▶ _Problem description_:
In the entries below, count the lines holding "HarmoDT". Reply with the number only.

▶ _Data to use_:
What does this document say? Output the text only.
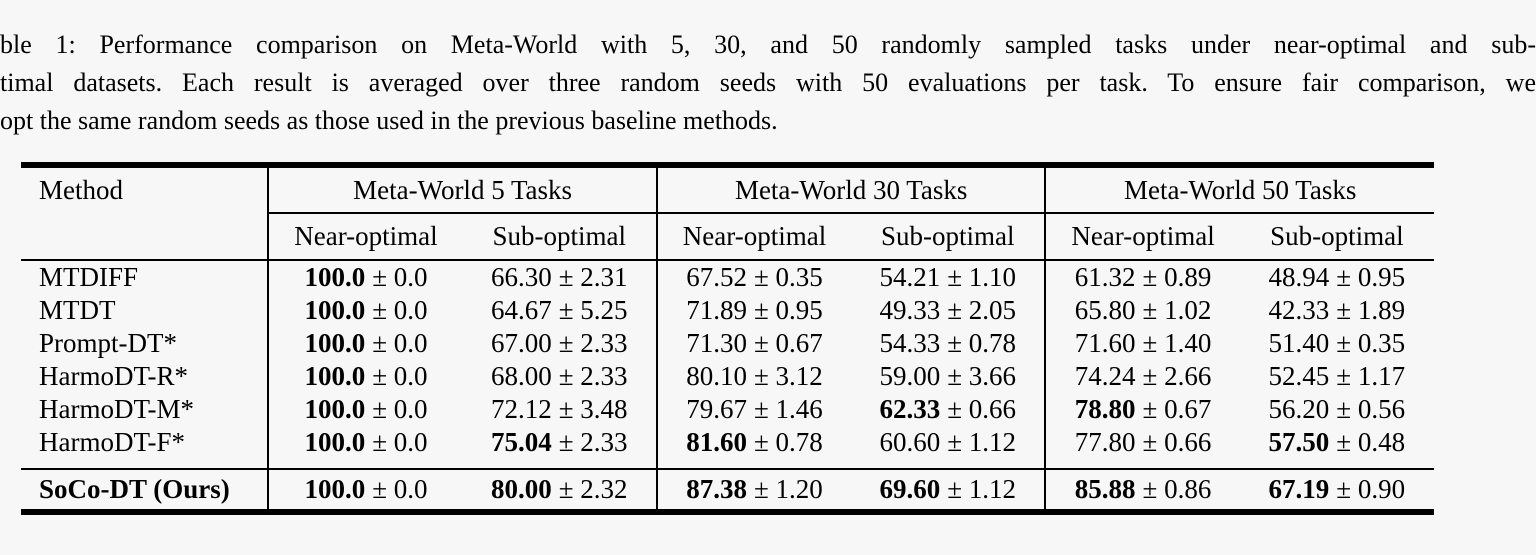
ble 1: Performance comparison on Meta-World with 5, 30, and 50 randomly sampled tasks under near-optimal and sub-
timal datasets. Each result is averaged over three random seeds with 50 evaluations per task. To ensure fair comparison, we
opt the same random seeds as those used in the previous baseline methods.
Method	Meta-World 5 Tasks		Meta-World 30 Tasks		Meta-World 50 Tasks	
	Near-optimal	Sub-optimal	Near-optimal	Sub-optimal	Near-optimal	Sub-optimal
MTDIFF	100.0 ± 0.0	66.30 ± 2.31	67.52 ± 0.35	54.21 ± 1.10	61.32 ± 0.89	48.94 ± 0.95
MTDT	100.0 ± 0.0	64.67 ± 5.25	71.89 ± 0.95	49.33 ± 2.05	65.80 ± 1.02	42.33 ± 1.89
Prompt-DT*	100.0 ± 0.0	67.00 ± 2.33	71.30 ± 0.67	54.33 ± 0.78	71.60 ± 1.40	51.40 ± 0.35
HarmoDT-R*	100.0 ± 0.0	68.00 ± 2.33	80.10 ± 3.12	59.00 ± 3.66	74.24 ± 2.66	52.45 ± 1.17
HarmoDT-M*	100.0 ± 0.0	72.12 ± 3.48	79.67 ± 1.46	62.33 ± 0.66	78.80 ± 0.67	56.20 ± 0.56
HarmoDT-F*	100.0 ± 0.0	75.04 ± 2.33	81.60 ± 0.78	60.60 ± 1.12	77.80 ± 0.66	57.50 ± 0.48
SoCo-DT (Ours)	100.0 ± 0.0	80.00 ± 2.32	87.38 ± 1.20	69.60 ± 1.12	85.88 ± 0.86	67.19 ± 0.90
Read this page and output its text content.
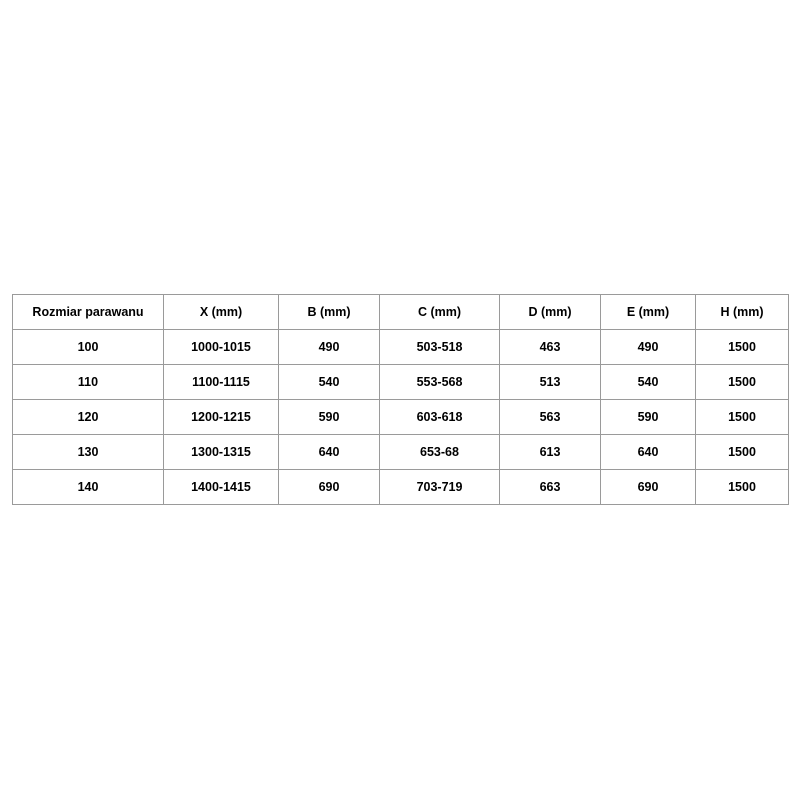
Rozmiar parawanu	X (mm)	B (mm)	C (mm)	D (mm)	E (mm)	H (mm)
100	1000-1015	490	503-518	463	490	1500
110	1100-1115	540	553-568	513	540	1500
120	1200-1215	590	603-618	563	590	1500
130	1300-1315	640	653-68	613	640	1500
140	1400-1415	690	703-719	663	690	1500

▶ _Task result_:
3